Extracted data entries
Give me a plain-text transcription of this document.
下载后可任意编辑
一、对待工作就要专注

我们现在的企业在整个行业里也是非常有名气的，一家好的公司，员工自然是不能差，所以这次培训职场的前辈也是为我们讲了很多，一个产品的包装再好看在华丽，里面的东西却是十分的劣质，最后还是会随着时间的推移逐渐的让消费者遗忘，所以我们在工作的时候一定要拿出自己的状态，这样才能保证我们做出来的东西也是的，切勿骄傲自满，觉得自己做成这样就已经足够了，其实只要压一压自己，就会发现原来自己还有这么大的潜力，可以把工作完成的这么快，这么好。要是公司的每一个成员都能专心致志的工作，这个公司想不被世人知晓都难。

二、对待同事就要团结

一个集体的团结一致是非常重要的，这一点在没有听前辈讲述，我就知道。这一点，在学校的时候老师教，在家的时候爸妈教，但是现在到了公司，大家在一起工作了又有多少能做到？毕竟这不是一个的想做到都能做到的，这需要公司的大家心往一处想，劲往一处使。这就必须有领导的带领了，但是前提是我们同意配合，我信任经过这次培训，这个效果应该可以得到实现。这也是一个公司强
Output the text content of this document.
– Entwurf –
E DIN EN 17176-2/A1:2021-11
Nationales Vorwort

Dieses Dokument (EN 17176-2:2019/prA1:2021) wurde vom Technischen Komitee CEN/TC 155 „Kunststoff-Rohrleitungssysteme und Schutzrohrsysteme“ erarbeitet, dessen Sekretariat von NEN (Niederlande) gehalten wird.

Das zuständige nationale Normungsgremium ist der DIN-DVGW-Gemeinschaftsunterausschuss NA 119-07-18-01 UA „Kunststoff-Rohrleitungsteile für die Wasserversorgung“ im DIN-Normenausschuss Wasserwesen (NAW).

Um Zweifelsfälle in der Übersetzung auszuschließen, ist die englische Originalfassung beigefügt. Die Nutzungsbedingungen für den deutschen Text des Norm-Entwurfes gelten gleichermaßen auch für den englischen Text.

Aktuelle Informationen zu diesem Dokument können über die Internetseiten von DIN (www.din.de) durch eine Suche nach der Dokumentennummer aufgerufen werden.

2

> _TASK BRIEF_: Provide an exact reproduction of all the entries shown above.

> _WORKED SOLUTION_:
Give me a plain-text transcription of this document.
下载后可任意编辑
一、对待工作就要专注

我们现在的企业在整个行业里也是非常有名气的，一家好的公司，员工自然是不能差，所以这次培训职场的前辈也是为我们讲了很多，一个产品的包装再好看在华丽，里面的东西却是十分的劣质，最后还是会随着时间的推移逐渐的让消费者遗忘，所以我们在工作的时候一定要拿出自己的状态，这样才能保证我们做出来的东西也是的，切勿骄傲自满，觉得自己做成这样就已经足够了，其实只要压一压自己，就会发现原来自己还有这么大的潜力，可以把工作完成的这么快，这么好。要是公司的每一个成员都能专心致志的工作，这个公司想不被世人知晓都难。

二、对待同事就要团结

一个集体的团结一致是非常重要的，这一点在没有听前辈讲述，我就知道。这一点，在学校的时候老师教，在家的时候爸妈教，但是现在到了公司，大家在一起工作了又有多少能做到？毕竟这不是一个的想做到都能做到的，这需要公司的大家心往一处想，劲往一处使。这就必须有领导的带领了，但是前提是我们同意配合，我信任经过这次培训，这个效果应该可以得到实现。这也是一个公司强
Output the text content of this document.
– Entwurf –
E DIN EN 17176-2/A1:2021-11
Nationales Vorwort

Dieses Dokument (EN 17176-2:2019/prA1:2021) wurde vom Technischen Komitee CEN/TC 155 „Kunststoff-Rohrleitungssysteme und Schutzrohrsysteme“ erarbeitet, dessen Sekretariat von NEN (Niederlande) gehalten wird.

Das zuständige nationale Normungsgremium ist der DIN-DVGW-Gemeinschaftsunterausschuss NA 119-07-18-01 UA „Kunststoff-Rohrleitungsteile für die Wasserversorgung“ im DIN-Normenausschuss Wasserwesen (NAW).

Um Zweifelsfälle in der Übersetzung auszuschließen, ist die englische Originalfassung beigefügt. Die Nutzungsbedingungen für den deutschen Text des Norm-Entwurfes gelten gleichermaßen auch für den englischen Text.

Aktuelle Informationen zu diesem Dokument können über die Internetseiten von DIN (www.din.de) durch eine Suche nach der Dokumentennummer aufgerufen werden.

2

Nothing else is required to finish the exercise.